SET EXERCISE » Reproduce every record below exactly as it appears.

— Start of INPUT ROWS —

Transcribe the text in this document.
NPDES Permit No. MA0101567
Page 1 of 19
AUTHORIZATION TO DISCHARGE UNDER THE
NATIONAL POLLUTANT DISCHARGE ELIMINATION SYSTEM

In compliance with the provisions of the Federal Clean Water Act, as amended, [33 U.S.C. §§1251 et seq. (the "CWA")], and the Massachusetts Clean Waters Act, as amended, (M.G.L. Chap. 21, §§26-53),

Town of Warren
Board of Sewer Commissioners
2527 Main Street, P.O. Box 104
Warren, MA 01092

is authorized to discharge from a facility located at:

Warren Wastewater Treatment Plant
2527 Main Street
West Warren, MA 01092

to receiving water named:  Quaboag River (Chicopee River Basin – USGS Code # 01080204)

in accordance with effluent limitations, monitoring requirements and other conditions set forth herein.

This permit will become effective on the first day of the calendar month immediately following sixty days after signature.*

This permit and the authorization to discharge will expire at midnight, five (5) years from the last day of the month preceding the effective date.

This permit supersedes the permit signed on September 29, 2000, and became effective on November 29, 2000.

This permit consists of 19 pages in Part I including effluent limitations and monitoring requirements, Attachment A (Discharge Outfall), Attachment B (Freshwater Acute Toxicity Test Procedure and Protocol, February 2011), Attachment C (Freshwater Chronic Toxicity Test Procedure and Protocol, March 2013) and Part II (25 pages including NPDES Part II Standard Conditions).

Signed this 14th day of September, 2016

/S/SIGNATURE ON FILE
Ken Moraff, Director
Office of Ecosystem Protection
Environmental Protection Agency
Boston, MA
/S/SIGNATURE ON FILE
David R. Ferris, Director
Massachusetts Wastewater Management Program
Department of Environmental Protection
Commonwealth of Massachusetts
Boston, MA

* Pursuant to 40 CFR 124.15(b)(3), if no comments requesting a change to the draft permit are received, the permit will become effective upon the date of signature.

— End of INPUT ROWS —

FINISHED TASK »
Transcribe the text in this document.
NPDES Permit No. MA0101567
Page 1 of 19
AUTHORIZATION TO DISCHARGE UNDER THE
NATIONAL POLLUTANT DISCHARGE ELIMINATION SYSTEM

In compliance with the provisions of the Federal Clean Water Act, as amended, [33 U.S.C. §§1251 et seq. (the "CWA")], and the Massachusetts Clean Waters Act, as amended, (M.G.L. Chap. 21, §§26-53),

Town of Warren
Board of Sewer Commissioners
2527 Main Street, P.O. Box 104
Warren, MA 01092

is authorized to discharge from a facility located at:

Warren Wastewater Treatment Plant
2527 Main Street
West Warren, MA 01092

to receiving water named:  Quaboag River (Chicopee River Basin – USGS Code # 01080204)

in accordance with effluent limitations, monitoring requirements and other conditions set forth herein.

This permit will become effective on the first day of the calendar month immediately following sixty days after signature.*

This permit and the authorization to discharge will expire at midnight, five (5) years from the last day of the month preceding the effective date.

This permit supersedes the permit signed on September 29, 2000, and became effective on November 29, 2000.

This permit consists of 19 pages in Part I including effluent limitations and monitoring requirements, Attachment A (Discharge Outfall), Attachment B (Freshwater Acute Toxicity Test Procedure and Protocol, February 2011), Attachment C (Freshwater Chronic Toxicity Test Procedure and Protocol, March 2013) and Part II (25 pages including NPDES Part II Standard Conditions).

Signed this 14th day of September, 2016

/S/SIGNATURE ON FILE
Ken Moraff, Director
Office of Ecosystem Protection
Environmental Protection Agency
Boston, MA
/S/SIGNATURE ON FILE
David R. Ferris, Director
Massachusetts Wastewater Management Program
Department of Environmental Protection
Commonwealth of Massachusetts
Boston, MA

* Pursuant to 40 CFR 124.15(b)(3), if no comments requesting a change to the draft permit are received, the permit will become effective upon the date of signature.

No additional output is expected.